Copy each line in the data that includes the word "предоставления".

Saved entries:
◇ ◇ ◇

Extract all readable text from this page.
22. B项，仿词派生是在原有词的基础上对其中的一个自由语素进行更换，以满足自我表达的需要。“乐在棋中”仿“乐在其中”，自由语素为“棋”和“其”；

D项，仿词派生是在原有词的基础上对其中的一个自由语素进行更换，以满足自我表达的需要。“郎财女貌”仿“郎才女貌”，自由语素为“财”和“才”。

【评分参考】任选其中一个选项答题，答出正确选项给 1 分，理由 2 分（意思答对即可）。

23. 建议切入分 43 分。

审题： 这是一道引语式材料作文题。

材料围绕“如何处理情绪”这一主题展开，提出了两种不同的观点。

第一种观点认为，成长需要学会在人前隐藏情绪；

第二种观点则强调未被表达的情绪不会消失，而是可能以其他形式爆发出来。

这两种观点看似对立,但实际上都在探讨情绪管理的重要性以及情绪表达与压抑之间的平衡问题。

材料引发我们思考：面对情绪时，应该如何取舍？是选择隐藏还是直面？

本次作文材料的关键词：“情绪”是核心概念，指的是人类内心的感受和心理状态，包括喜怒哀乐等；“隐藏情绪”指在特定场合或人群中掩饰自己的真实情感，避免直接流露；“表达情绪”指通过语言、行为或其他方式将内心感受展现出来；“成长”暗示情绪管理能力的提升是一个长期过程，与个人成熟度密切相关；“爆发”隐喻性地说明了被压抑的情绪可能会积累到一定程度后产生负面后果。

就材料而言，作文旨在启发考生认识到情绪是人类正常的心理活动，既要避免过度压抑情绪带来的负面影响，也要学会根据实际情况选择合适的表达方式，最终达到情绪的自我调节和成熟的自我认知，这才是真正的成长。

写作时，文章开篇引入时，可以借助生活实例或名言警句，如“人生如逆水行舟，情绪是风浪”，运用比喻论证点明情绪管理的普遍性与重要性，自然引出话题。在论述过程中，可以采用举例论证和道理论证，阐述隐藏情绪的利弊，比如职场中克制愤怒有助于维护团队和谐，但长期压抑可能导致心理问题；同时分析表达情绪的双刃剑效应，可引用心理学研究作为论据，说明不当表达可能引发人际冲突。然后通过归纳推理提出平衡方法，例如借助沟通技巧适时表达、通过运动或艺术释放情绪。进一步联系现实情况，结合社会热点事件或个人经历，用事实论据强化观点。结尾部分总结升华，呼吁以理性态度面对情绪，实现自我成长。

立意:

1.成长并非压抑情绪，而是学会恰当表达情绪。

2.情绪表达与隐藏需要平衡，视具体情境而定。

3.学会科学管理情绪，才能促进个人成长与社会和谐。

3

◇ ◇ ◇

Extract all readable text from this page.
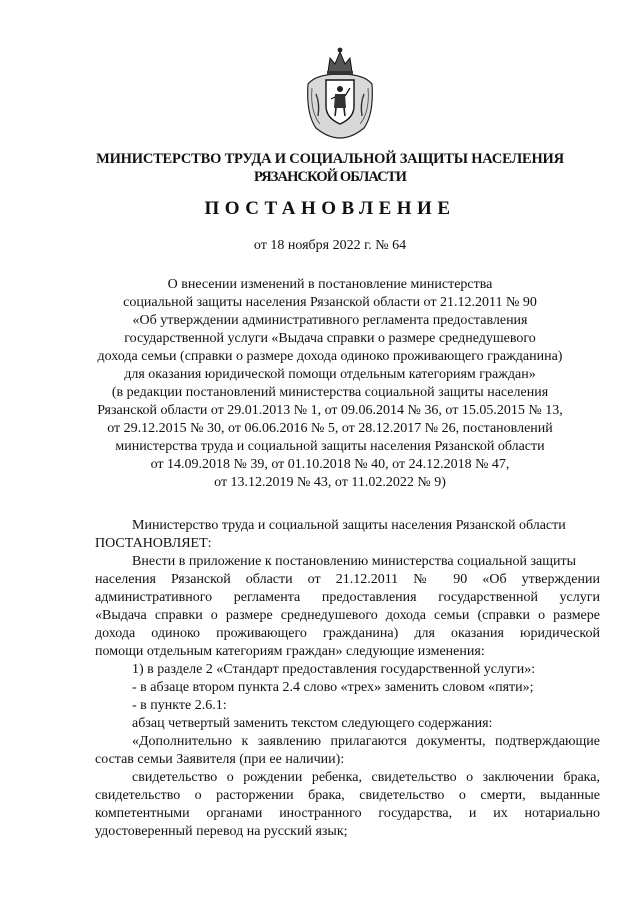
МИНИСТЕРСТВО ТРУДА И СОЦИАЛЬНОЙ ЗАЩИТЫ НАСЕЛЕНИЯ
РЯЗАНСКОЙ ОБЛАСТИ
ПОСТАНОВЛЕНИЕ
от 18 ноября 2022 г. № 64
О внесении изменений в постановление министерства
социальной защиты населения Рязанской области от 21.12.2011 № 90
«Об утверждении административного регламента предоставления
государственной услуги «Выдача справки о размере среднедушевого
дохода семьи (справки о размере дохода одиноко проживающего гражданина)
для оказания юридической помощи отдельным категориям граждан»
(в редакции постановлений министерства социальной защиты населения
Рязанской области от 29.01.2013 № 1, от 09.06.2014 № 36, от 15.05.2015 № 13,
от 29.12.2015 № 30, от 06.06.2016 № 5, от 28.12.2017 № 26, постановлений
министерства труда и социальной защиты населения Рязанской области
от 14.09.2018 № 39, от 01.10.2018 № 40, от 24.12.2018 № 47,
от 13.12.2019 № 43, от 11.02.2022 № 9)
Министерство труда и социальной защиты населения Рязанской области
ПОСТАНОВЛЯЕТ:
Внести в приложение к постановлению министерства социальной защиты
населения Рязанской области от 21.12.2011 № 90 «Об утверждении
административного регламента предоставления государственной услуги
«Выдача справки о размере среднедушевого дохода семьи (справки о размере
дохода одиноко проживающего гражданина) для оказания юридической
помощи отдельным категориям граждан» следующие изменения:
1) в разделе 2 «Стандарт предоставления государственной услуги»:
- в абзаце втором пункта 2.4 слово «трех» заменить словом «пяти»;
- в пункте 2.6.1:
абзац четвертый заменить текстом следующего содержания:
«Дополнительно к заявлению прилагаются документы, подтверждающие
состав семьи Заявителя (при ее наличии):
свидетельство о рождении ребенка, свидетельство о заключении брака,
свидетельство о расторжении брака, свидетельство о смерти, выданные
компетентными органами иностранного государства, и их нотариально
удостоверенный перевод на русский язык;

◇ ◇ ◇

## Result for this task
«Об утверждении административного регламента предоставления
административного регламента предоставления государственной услуги
1) в разделе 2 «Стандарт предоставления государственной услуги»:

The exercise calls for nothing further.